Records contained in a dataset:
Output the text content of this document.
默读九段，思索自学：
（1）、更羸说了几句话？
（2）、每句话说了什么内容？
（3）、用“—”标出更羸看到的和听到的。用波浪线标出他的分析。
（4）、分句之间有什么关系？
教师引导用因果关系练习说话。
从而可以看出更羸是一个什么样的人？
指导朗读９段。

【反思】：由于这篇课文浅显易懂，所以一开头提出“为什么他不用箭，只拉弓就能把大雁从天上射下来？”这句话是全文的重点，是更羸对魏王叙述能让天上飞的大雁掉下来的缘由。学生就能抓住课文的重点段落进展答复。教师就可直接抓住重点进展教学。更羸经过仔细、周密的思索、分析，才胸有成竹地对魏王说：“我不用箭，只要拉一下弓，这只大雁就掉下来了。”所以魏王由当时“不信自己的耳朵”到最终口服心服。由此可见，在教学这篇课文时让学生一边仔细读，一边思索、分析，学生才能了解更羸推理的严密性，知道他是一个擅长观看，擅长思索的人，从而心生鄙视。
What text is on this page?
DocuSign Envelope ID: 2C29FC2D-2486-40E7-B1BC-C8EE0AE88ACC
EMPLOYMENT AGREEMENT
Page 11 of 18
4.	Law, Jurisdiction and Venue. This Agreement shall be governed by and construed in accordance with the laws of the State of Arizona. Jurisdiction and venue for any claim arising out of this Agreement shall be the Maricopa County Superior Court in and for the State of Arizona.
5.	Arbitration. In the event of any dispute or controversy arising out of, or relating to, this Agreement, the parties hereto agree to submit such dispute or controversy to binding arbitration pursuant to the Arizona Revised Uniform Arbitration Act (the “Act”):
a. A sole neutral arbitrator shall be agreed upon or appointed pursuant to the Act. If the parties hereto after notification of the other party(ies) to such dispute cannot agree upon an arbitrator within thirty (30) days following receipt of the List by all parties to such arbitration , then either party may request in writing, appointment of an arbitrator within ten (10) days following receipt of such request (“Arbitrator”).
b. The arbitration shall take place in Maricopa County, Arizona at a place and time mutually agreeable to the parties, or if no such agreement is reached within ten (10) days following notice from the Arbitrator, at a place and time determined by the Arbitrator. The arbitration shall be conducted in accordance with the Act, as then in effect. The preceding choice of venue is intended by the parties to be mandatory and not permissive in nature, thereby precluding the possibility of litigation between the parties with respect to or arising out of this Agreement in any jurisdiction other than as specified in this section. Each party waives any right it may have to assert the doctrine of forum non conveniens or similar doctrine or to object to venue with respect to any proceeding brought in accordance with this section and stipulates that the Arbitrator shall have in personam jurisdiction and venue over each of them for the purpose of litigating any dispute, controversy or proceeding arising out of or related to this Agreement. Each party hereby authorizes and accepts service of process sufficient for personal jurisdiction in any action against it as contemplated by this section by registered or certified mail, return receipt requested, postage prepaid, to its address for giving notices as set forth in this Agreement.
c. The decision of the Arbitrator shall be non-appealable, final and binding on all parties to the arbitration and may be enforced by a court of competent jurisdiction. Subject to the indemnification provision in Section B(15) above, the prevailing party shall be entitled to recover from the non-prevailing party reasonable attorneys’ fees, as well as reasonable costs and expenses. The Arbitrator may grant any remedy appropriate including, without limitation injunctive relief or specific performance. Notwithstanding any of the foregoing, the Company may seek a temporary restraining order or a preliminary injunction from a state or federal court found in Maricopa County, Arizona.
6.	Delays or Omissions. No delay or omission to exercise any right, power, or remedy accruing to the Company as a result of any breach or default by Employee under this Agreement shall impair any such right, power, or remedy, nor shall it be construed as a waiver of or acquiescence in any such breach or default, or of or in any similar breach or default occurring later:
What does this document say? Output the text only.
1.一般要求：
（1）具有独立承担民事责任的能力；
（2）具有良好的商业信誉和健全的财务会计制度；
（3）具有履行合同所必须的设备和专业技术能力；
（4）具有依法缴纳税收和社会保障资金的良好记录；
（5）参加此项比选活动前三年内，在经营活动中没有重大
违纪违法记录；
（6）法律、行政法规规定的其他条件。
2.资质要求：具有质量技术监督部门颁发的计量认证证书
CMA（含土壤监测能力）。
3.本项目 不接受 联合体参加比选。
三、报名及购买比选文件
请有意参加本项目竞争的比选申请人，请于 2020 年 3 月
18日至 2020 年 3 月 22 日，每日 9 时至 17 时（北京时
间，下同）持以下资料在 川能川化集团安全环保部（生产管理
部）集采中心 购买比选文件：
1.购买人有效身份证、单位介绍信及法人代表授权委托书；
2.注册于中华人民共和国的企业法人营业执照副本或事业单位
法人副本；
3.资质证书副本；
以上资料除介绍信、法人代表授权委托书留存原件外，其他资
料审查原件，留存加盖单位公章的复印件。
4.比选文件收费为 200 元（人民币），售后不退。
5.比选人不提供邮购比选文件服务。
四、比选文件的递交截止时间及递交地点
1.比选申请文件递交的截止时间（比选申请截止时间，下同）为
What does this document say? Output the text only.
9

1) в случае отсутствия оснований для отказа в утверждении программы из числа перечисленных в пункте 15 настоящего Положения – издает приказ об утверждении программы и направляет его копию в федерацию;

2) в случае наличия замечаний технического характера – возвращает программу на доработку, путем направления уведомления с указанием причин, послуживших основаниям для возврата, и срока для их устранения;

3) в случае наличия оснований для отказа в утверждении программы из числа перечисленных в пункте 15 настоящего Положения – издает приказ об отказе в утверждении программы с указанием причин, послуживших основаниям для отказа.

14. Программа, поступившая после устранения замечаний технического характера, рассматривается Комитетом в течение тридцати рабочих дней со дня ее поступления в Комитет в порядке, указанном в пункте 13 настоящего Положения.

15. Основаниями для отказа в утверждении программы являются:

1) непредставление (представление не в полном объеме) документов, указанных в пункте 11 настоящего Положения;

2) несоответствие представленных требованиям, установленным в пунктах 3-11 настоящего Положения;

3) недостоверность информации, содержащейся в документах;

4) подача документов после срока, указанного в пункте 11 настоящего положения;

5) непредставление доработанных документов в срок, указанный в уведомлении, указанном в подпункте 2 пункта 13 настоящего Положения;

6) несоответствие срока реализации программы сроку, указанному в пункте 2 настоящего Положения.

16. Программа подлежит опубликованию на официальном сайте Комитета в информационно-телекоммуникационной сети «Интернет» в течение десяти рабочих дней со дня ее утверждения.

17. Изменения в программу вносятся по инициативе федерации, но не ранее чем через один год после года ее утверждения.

Problem to work on:
Please output the entries above, every line exactly as it reads.

Finished answer:
Output the text content of this document.
默读九段，思索自学：
（1）、更羸说了几句话？
（2）、每句话说了什么内容？
（3）、用“—”标出更羸看到的和听到的。用波浪线标出他的分析。
（4）、分句之间有什么关系？
教师引导用因果关系练习说话。
从而可以看出更羸是一个什么样的人？
指导朗读９段。

【反思】：由于这篇课文浅显易懂，所以一开头提出“为什么他不用箭，只拉弓就能把大雁从天上射下来？”这句话是全文的重点，是更羸对魏王叙述能让天上飞的大雁掉下来的缘由。学生就能抓住课文的重点段落进展答复。教师就可直接抓住重点进展教学。更羸经过仔细、周密的思索、分析，才胸有成竹地对魏王说：“我不用箭，只要拉一下弓，这只大雁就掉下来了。”所以魏王由当时“不信自己的耳朵”到最终口服心服。由此可见，在教学这篇课文时让学生一边仔细读，一边思索、分析，学生才能了解更羸推理的严密性，知道他是一个擅长观看，擅长思索的人，从而心生鄙视。
What text is on this page?
DocuSign Envelope ID: 2C29FC2D-2486-40E7-B1BC-C8EE0AE88ACC
EMPLOYMENT AGREEMENT
Page 11 of 18
4.	Law, Jurisdiction and Venue. This Agreement shall be governed by and construed in accordance with the laws of the State of Arizona. Jurisdiction and venue for any claim arising out of this Agreement shall be the Maricopa County Superior Court in and for the State of Arizona.
5.	Arbitration. In the event of any dispute or controversy arising out of, or relating to, this Agreement, the parties hereto agree to submit such dispute or controversy to binding arbitration pursuant to the Arizona Revised Uniform Arbitration Act (the “Act”):
a. A sole neutral arbitrator shall be agreed upon or appointed pursuant to the Act. If the parties hereto after notification of the other party(ies) to such dispute cannot agree upon an arbitrator within thirty (30) days following receipt of the List by all parties to such arbitration , then either party may request in writing, appointment of an arbitrator within ten (10) days following receipt of such request (“Arbitrator”).
b. The arbitration shall take place in Maricopa County, Arizona at a place and time mutually agreeable to the parties, or if no such agreement is reached within ten (10) days following notice from the Arbitrator, at a place and time determined by the Arbitrator. The arbitration shall be conducted in accordance with the Act, as then in effect. The preceding choice of venue is intended by the parties to be mandatory and not permissive in nature, thereby precluding the possibility of litigation between the parties with respect to or arising out of this Agreement in any jurisdiction other than as specified in this section. Each party waives any right it may have to assert the doctrine of forum non conveniens or similar doctrine or to object to venue with respect to any proceeding brought in accordance with this section and stipulates that the Arbitrator shall have in personam jurisdiction and venue over each of them for the purpose of litigating any dispute, controversy or proceeding arising out of or related to this Agreement. Each party hereby authorizes and accepts service of process sufficient for personal jurisdiction in any action against it as contemplated by this section by registered or certified mail, return receipt requested, postage prepaid, to its address for giving notices as set forth in this Agreement.
c. The decision of the Arbitrator shall be non-appealable, final and binding on all parties to the arbitration and may be enforced by a court of competent jurisdiction. Subject to the indemnification provision in Section B(15) above, the prevailing party shall be entitled to recover from the non-prevailing party reasonable attorneys’ fees, as well as reasonable costs and expenses. The Arbitrator may grant any remedy appropriate including, without limitation injunctive relief or specific performance. Notwithstanding any of the foregoing, the Company may seek a temporary restraining order or a preliminary injunction from a state or federal court found in Maricopa County, Arizona.
6.	Delays or Omissions. No delay or omission to exercise any right, power, or remedy accruing to the Company as a result of any breach or default by Employee under this Agreement shall impair any such right, power, or remedy, nor shall it be construed as a waiver of or acquiescence in any such breach or default, or of or in any similar breach or default occurring later:
What does this document say? Output the text only.
1.一般要求：
（1）具有独立承担民事责任的能力；
（2）具有良好的商业信誉和健全的财务会计制度；
（3）具有履行合同所必须的设备和专业技术能力；
（4）具有依法缴纳税收和社会保障资金的良好记录；
（5）参加此项比选活动前三年内，在经营活动中没有重大
违纪违法记录；
（6）法律、行政法规规定的其他条件。
2.资质要求：具有质量技术监督部门颁发的计量认证证书
CMA（含土壤监测能力）。
3.本项目 不接受 联合体参加比选。
三、报名及购买比选文件
请有意参加本项目竞争的比选申请人，请于 2020 年 3 月
18日至 2020 年 3 月 22 日，每日 9 时至 17 时（北京时
间，下同）持以下资料在 川能川化集团安全环保部（生产管理
部）集采中心 购买比选文件：
1.购买人有效身份证、单位介绍信及法人代表授权委托书；
2.注册于中华人民共和国的企业法人营业执照副本或事业单位
法人副本；
3.资质证书副本；
以上资料除介绍信、法人代表授权委托书留存原件外，其他资
料审查原件，留存加盖单位公章的复印件。
4.比选文件收费为 200 元（人民币），售后不退。
5.比选人不提供邮购比选文件服务。
四、比选文件的递交截止时间及递交地点
1.比选申请文件递交的截止时间（比选申请截止时间，下同）为
What does this document say? Output the text only.
9

1) в случае отсутствия оснований для отказа в утверждении программы из числа перечисленных в пункте 15 настоящего Положения – издает приказ об утверждении программы и направляет его копию в федерацию;

2) в случае наличия замечаний технического характера – возвращает программу на доработку, путем направления уведомления с указанием причин, послуживших основаниям для возврата, и срока для их устранения;

3) в случае наличия оснований для отказа в утверждении программы из числа перечисленных в пункте 15 настоящего Положения – издает приказ об отказе в утверждении программы с указанием причин, послуживших основаниям для отказа.

14. Программа, поступившая после устранения замечаний технического характера, рассматривается Комитетом в течение тридцати рабочих дней со дня ее поступления в Комитет в порядке, указанном в пункте 13 настоящего Положения.

15. Основаниями для отказа в утверждении программы являются:

1) непредставление (представление не в полном объеме) документов, указанных в пункте 11 настоящего Положения;

2) несоответствие представленных требованиям, установленным в пунктах 3-11 настоящего Положения;

3) недостоверность информации, содержащейся в документах;

4) подача документов после срока, указанного в пункте 11 настоящего положения;

5) непредставление доработанных документов в срок, указанный в уведомлении, указанном в подпункте 2 пункта 13 настоящего Положения;

6) несоответствие срока реализации программы сроку, указанному в пункте 2 настоящего Положения.

16. Программа подлежит опубликованию на официальном сайте Комитета в информационно-телекоммуникационной сети «Интернет» в течение десяти рабочих дней со дня ее утверждения.

17. Изменения в программу вносятся по инициативе федерации, но не ранее чем через один год после года ее утверждения.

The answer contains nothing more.